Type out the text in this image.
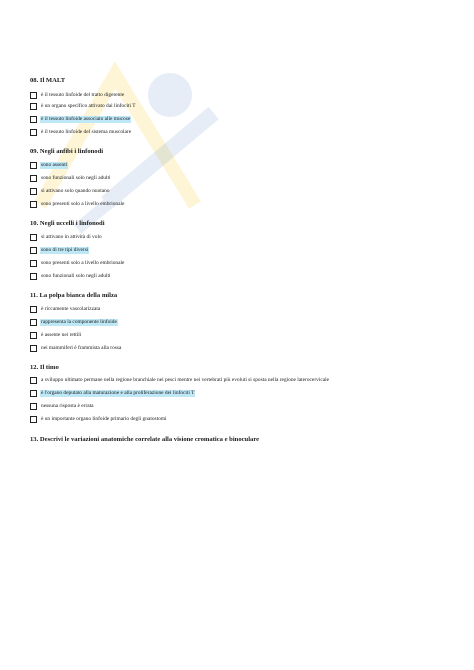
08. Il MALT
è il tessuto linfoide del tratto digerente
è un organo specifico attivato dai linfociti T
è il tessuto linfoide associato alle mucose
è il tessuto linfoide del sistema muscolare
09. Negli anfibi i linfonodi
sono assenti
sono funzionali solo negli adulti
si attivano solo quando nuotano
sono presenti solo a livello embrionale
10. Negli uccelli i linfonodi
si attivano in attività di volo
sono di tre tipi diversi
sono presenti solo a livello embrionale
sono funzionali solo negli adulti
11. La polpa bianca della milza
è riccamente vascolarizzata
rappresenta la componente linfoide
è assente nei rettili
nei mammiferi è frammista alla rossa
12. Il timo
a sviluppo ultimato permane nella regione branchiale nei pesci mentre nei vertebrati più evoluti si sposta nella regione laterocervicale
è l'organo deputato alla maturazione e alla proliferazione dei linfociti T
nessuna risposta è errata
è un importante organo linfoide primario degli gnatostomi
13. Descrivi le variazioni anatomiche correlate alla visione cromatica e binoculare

◇ ◇ ◇

§ **What needs to be done**: Tally the lines of the listing above that include the word "organo". Answer with the number alone.

§ **Answer for this exercise**: 3